§ **SHORT PROBLEM**:
Every line with the word "this" in it should be extracted from the data that follows.

* start ITEMS *

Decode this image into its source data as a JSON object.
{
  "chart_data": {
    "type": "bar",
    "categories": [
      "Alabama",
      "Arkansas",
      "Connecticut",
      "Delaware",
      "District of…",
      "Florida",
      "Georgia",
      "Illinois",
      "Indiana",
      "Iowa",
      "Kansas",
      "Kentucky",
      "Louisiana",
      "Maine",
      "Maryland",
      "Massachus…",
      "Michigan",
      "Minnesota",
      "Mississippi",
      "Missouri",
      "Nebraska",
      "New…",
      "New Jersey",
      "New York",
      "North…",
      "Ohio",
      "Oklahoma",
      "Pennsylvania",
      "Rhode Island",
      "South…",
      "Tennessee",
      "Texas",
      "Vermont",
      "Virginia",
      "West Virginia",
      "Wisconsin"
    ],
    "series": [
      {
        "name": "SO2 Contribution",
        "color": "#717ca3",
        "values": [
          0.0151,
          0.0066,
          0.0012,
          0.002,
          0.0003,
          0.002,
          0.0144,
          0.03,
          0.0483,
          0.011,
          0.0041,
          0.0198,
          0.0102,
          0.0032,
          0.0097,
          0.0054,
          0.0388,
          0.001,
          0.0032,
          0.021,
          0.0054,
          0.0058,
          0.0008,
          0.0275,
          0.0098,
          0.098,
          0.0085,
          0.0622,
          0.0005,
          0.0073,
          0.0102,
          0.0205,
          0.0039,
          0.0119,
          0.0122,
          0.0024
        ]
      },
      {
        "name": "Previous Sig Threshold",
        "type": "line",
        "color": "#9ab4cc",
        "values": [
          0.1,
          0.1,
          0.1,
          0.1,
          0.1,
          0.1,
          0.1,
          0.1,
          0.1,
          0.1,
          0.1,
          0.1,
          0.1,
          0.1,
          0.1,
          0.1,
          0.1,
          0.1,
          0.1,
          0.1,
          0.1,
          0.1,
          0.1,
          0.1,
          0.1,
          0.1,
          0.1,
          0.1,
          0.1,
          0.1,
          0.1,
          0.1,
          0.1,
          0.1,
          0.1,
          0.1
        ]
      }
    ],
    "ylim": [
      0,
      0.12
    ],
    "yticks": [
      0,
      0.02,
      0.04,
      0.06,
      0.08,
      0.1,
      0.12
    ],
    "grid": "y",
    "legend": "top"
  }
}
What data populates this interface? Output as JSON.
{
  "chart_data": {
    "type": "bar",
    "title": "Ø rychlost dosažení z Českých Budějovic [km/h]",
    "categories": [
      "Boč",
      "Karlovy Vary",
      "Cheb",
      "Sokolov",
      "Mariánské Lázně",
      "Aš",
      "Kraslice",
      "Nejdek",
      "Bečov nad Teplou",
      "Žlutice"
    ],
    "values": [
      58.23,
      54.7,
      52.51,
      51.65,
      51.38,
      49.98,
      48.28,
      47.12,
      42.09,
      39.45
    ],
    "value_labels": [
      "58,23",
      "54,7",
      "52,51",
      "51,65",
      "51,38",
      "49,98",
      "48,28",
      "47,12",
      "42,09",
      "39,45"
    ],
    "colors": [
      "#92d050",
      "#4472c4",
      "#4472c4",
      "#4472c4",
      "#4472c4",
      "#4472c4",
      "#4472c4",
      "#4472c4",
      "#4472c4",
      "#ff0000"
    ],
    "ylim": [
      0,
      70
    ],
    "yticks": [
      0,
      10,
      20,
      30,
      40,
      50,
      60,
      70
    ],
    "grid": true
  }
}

* end ITEMS *

§ **REPLY TO THE EXERCISE**:
Decode this image into its source data as a JSON object.
What data populates this interface? Output as JSON.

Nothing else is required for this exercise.